_What is asked_
The records below are to be repeated in full, exactly as they are.

◆ ◆ ◆ ◆ ◆ ◆ ◆

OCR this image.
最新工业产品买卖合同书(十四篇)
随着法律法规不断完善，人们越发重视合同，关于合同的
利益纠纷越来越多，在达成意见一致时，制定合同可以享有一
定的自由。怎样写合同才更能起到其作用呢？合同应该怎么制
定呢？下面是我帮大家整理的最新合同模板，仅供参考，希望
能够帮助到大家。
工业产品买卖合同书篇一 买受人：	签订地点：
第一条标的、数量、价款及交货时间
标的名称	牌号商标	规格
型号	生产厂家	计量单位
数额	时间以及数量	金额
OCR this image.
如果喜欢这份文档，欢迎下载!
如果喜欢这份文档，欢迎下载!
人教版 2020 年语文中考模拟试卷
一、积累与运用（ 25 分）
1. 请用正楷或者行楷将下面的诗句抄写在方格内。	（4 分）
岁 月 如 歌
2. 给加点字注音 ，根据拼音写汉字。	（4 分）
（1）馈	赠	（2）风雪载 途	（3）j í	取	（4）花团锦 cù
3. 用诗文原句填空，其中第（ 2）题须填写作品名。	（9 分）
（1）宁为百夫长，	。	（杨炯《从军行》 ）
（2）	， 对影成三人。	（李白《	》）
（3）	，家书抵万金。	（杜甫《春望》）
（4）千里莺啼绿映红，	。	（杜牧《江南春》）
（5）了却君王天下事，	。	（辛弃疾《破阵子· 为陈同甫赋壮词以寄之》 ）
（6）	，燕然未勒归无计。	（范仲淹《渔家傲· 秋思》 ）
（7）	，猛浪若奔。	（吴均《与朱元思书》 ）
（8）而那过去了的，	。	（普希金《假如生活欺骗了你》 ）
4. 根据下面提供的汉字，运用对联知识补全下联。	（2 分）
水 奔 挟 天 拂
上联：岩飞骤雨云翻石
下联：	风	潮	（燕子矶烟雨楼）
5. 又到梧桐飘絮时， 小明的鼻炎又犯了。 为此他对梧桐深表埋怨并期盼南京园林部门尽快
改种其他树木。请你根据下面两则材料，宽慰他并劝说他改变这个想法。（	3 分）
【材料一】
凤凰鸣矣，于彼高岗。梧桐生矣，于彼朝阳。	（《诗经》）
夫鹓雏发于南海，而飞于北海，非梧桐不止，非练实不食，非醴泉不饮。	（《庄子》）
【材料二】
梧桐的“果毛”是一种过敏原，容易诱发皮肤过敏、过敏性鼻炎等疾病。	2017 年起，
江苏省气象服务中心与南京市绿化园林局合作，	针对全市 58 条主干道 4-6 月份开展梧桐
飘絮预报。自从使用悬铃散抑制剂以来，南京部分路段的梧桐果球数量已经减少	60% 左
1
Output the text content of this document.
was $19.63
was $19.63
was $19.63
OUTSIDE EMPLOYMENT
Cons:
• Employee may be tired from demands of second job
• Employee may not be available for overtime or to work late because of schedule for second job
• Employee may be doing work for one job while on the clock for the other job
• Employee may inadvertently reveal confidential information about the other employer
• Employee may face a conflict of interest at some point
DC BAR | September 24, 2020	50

◆ ◆ ◆ ◆ ◆ ◆ ◆

_Full answer_
OCR this image.
最新工业产品买卖合同书(十四篇)
随着法律法规不断完善，人们越发重视合同，关于合同的
利益纠纷越来越多，在达成意见一致时，制定合同可以享有一
定的自由。怎样写合同才更能起到其作用呢？合同应该怎么制
定呢？下面是我帮大家整理的最新合同模板，仅供参考，希望
能够帮助到大家。
工业产品买卖合同书篇一 买受人：	签订地点：
第一条标的、数量、价款及交货时间
标的名称	牌号商标	规格
型号	生产厂家	计量单位
数额	时间以及数量	金额
OCR this image.
如果喜欢这份文档，欢迎下载!
如果喜欢这份文档，欢迎下载!
人教版 2020 年语文中考模拟试卷
一、积累与运用（ 25 分）
1. 请用正楷或者行楷将下面的诗句抄写在方格内。	（4 分）
岁 月 如 歌
2. 给加点字注音 ，根据拼音写汉字。	（4 分）
（1）馈	赠	（2）风雪载 途	（3）j í	取	（4）花团锦 cù
3. 用诗文原句填空，其中第（ 2）题须填写作品名。	（9 分）
（1）宁为百夫长，	。	（杨炯《从军行》 ）
（2）	， 对影成三人。	（李白《	》）
（3）	，家书抵万金。	（杜甫《春望》）
（4）千里莺啼绿映红，	。	（杜牧《江南春》）
（5）了却君王天下事，	。	（辛弃疾《破阵子· 为陈同甫赋壮词以寄之》 ）
（6）	，燕然未勒归无计。	（范仲淹《渔家傲· 秋思》 ）
（7）	，猛浪若奔。	（吴均《与朱元思书》 ）
（8）而那过去了的，	。	（普希金《假如生活欺骗了你》 ）
4. 根据下面提供的汉字，运用对联知识补全下联。	（2 分）
水 奔 挟 天 拂
上联：岩飞骤雨云翻石
下联：	风	潮	（燕子矶烟雨楼）
5. 又到梧桐飘絮时， 小明的鼻炎又犯了。 为此他对梧桐深表埋怨并期盼南京园林部门尽快
改种其他树木。请你根据下面两则材料，宽慰他并劝说他改变这个想法。（	3 分）
【材料一】
凤凰鸣矣，于彼高岗。梧桐生矣，于彼朝阳。	（《诗经》）
夫鹓雏发于南海，而飞于北海，非梧桐不止，非练实不食，非醴泉不饮。	（《庄子》）
【材料二】
梧桐的“果毛”是一种过敏原，容易诱发皮肤过敏、过敏性鼻炎等疾病。	2017 年起，
江苏省气象服务中心与南京市绿化园林局合作，	针对全市 58 条主干道 4-6 月份开展梧桐
飘絮预报。自从使用悬铃散抑制剂以来，南京部分路段的梧桐果球数量已经减少	60% 左
1
Output the text content of this document.
was $19.63
was $19.63
was $19.63
OUTSIDE EMPLOYMENT
Cons:
• Employee may be tired from demands of second job
• Employee may not be available for overtime or to work late because of schedule for second job
• Employee may be doing work for one job while on the clock for the other job
• Employee may inadvertently reveal confidential information about the other employer
• Employee may face a conflict of interest at some point
DC BAR | September 24, 2020	50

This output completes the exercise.